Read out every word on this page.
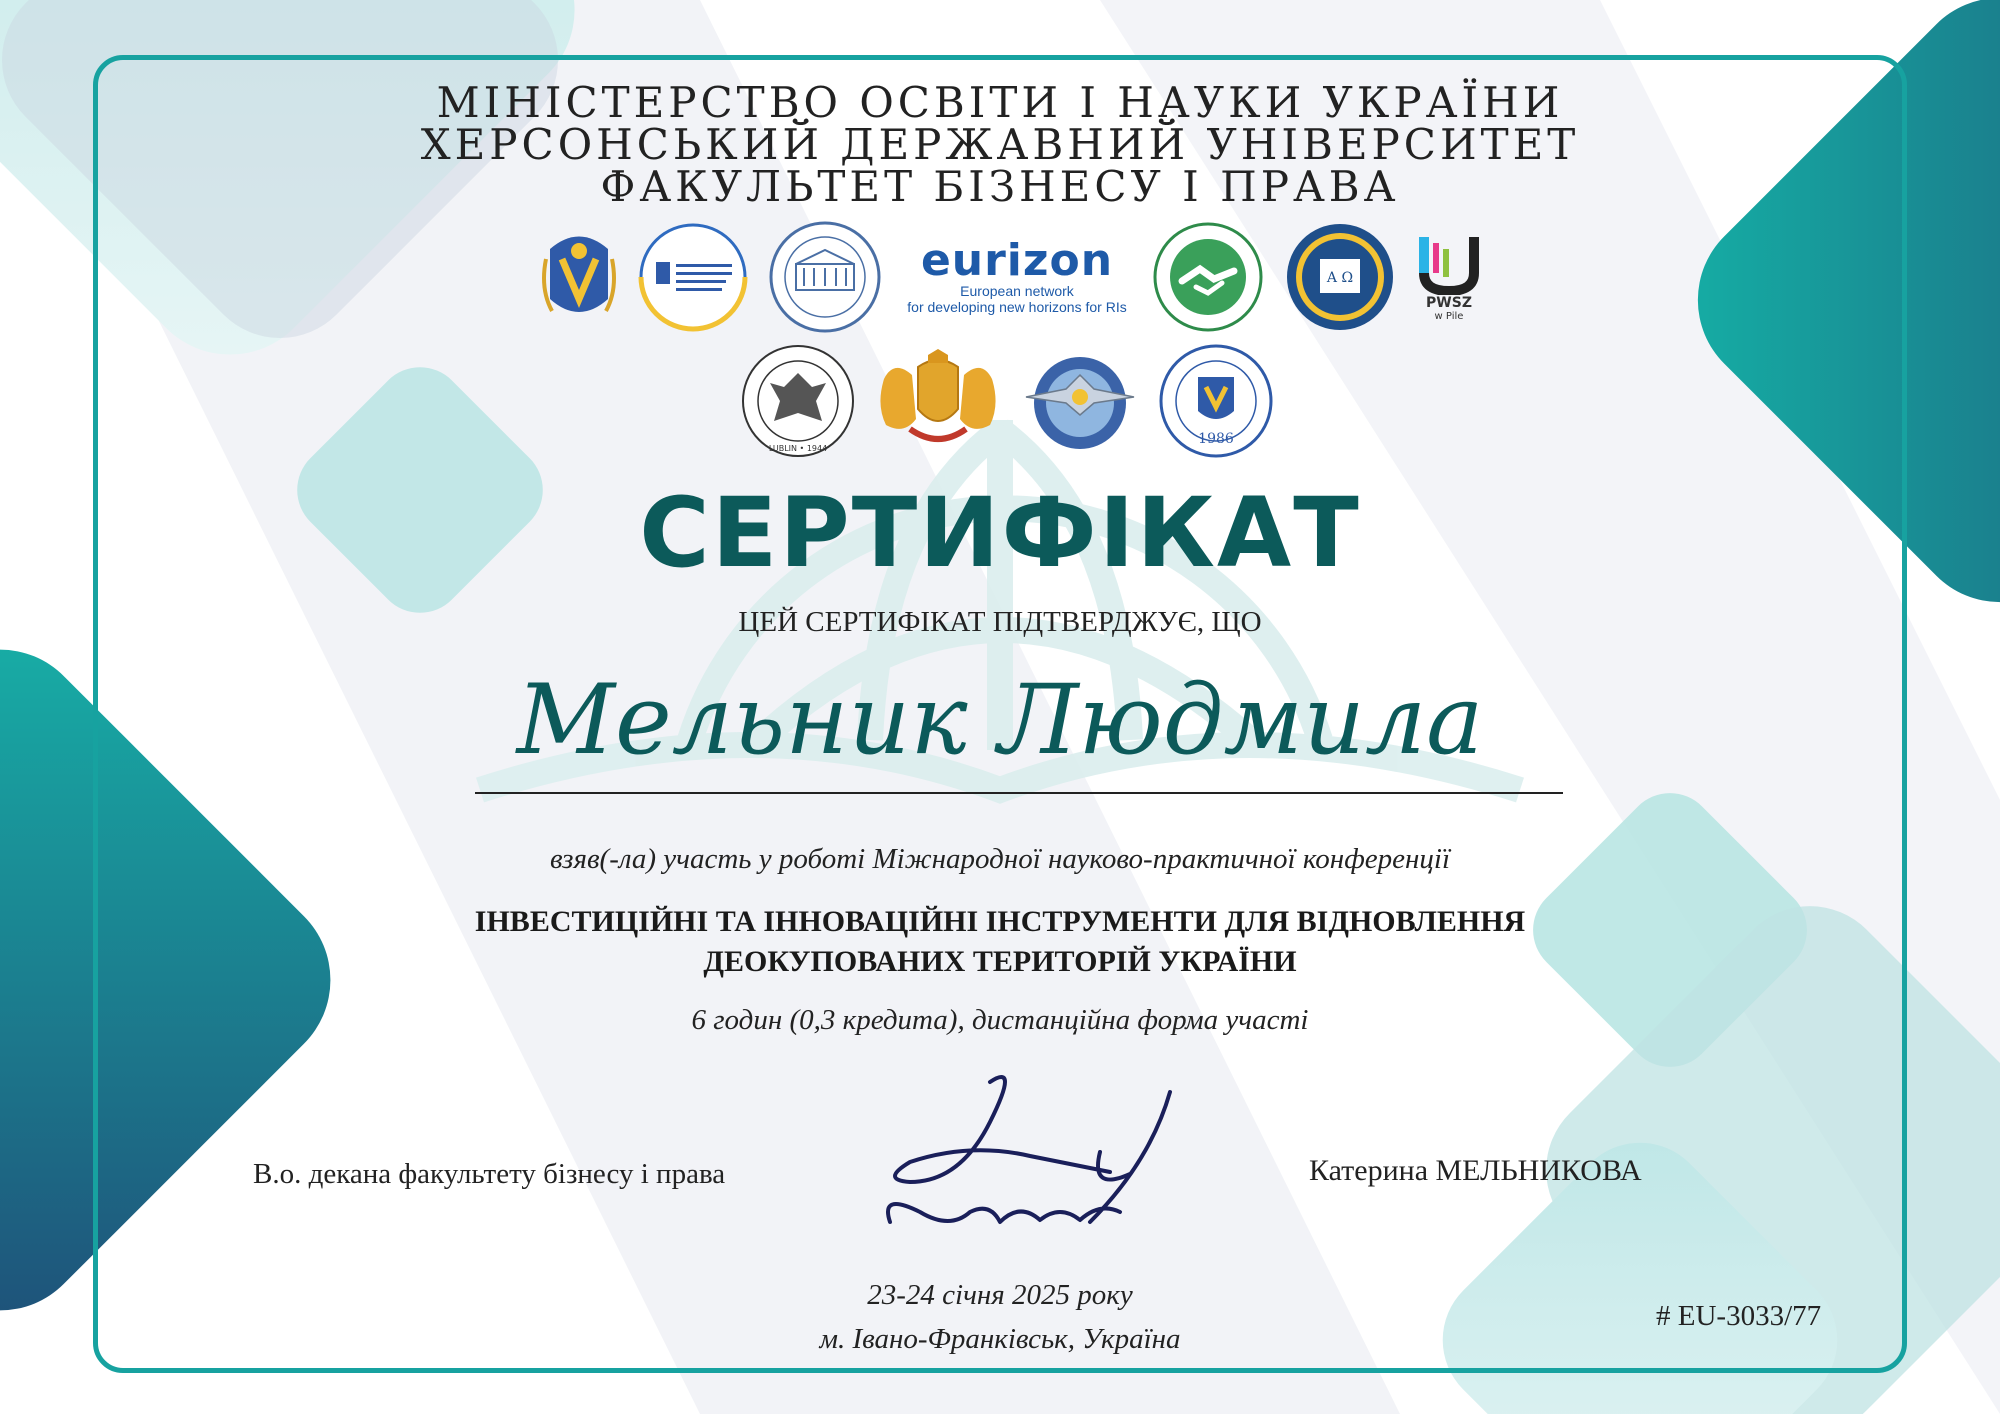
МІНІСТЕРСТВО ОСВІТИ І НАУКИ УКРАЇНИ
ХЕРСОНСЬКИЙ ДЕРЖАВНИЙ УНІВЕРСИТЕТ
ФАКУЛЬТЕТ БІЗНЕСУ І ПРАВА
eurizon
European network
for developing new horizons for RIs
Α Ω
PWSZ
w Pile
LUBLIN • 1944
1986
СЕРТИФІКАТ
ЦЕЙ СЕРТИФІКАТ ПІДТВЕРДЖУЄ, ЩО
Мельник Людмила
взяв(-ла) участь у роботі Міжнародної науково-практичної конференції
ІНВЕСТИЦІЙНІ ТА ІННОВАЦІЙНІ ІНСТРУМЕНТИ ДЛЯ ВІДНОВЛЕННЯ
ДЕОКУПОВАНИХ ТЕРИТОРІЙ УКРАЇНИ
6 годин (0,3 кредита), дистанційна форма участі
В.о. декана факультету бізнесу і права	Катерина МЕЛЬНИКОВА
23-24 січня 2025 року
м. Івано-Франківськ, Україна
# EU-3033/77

---

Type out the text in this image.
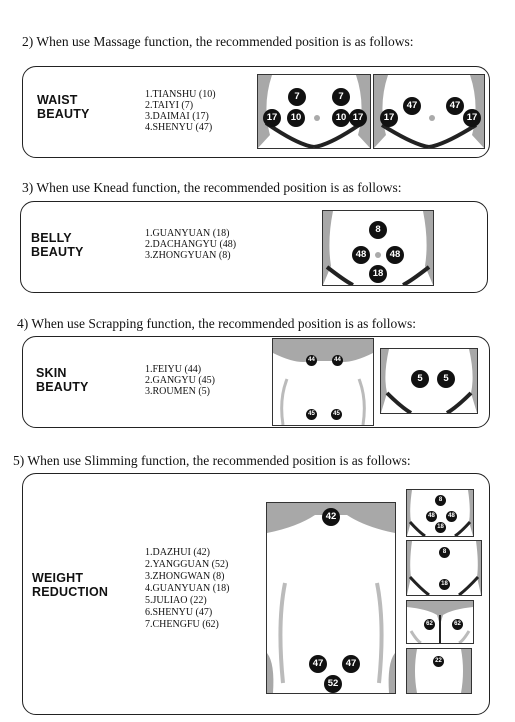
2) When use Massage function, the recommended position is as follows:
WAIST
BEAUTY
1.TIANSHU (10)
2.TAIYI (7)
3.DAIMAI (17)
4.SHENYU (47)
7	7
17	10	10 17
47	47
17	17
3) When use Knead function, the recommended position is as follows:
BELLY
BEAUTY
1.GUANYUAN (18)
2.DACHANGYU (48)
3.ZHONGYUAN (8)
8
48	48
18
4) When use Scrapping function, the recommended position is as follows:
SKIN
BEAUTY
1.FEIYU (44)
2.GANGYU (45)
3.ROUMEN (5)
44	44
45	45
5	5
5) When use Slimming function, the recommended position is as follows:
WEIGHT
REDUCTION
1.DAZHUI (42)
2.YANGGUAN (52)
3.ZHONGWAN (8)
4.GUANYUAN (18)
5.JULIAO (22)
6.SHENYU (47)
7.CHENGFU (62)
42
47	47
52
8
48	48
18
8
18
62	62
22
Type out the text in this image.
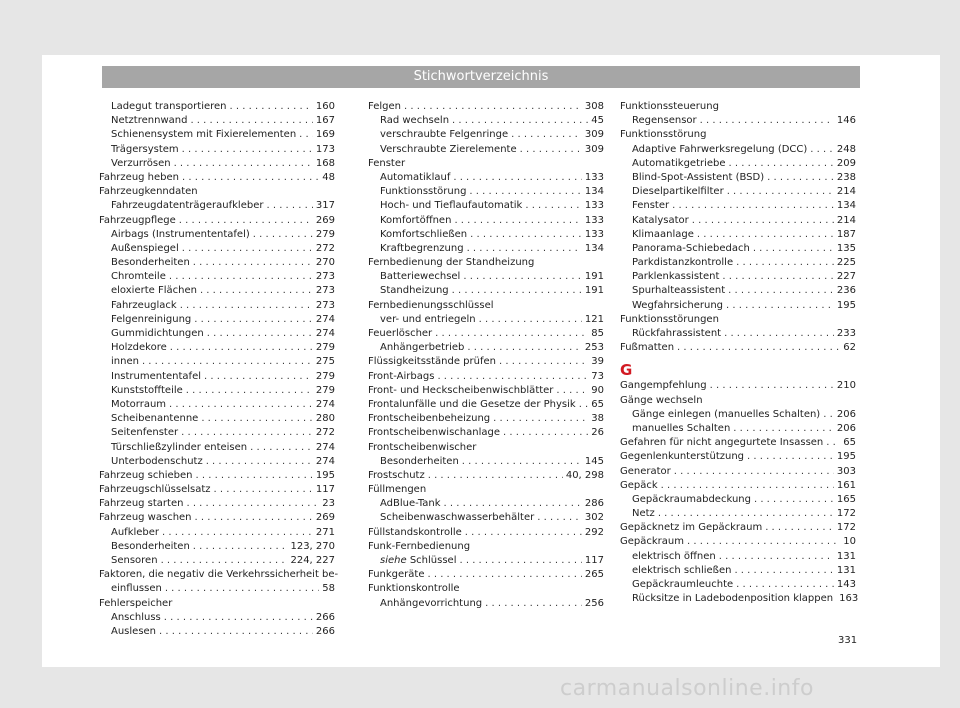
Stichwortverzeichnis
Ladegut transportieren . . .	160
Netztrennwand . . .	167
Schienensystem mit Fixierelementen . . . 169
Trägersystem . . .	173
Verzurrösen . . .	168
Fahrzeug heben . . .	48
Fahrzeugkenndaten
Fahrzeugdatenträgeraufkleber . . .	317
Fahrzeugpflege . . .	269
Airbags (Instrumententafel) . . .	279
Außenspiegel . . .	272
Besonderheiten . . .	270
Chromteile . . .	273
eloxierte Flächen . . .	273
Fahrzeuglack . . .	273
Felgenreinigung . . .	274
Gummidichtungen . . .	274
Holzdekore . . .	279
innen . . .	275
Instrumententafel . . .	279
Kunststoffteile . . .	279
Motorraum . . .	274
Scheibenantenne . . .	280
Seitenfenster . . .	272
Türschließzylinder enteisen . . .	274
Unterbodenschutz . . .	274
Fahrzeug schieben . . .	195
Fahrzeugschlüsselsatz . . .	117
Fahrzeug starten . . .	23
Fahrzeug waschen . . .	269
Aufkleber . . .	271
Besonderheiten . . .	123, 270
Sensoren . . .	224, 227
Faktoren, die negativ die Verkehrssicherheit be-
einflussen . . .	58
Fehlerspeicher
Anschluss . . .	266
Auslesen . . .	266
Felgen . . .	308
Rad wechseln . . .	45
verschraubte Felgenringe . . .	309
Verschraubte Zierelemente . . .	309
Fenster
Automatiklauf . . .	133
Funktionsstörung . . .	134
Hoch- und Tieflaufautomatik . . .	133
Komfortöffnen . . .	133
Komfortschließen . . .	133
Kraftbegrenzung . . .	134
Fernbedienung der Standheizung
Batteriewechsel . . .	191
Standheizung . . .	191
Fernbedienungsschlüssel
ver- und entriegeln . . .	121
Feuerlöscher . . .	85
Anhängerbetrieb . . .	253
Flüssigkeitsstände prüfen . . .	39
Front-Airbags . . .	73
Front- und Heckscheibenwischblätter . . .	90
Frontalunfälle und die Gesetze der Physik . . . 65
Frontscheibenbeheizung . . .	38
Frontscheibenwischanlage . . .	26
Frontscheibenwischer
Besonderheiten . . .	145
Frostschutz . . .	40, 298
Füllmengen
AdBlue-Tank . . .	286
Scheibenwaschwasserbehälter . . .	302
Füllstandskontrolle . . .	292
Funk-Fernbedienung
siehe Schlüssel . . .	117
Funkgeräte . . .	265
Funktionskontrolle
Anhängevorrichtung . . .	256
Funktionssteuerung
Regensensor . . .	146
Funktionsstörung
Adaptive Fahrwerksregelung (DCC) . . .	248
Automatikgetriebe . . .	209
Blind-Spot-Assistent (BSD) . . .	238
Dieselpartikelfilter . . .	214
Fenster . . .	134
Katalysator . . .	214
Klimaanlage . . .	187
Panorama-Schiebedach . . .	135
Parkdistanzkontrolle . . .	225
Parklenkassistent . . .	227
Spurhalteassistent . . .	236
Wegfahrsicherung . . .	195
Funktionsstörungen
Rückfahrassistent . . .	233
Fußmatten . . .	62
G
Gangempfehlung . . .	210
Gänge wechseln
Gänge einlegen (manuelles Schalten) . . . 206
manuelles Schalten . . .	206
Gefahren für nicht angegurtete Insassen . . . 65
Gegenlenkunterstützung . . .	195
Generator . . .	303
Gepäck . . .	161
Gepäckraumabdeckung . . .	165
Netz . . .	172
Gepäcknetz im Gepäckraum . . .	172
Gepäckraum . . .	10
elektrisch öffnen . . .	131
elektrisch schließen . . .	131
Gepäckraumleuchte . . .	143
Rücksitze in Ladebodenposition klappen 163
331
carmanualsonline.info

Problem to work on: From the entries, report each line that includes the word "УКРАЇНИ".

Answer to the exercise:
МІНІСТЕРСТВО ОСВІТИ І НАУКИ УКРАЇНИ
ДЕОКУПОВАНИХ ТЕРИТОРІЙ УКРАЇНИ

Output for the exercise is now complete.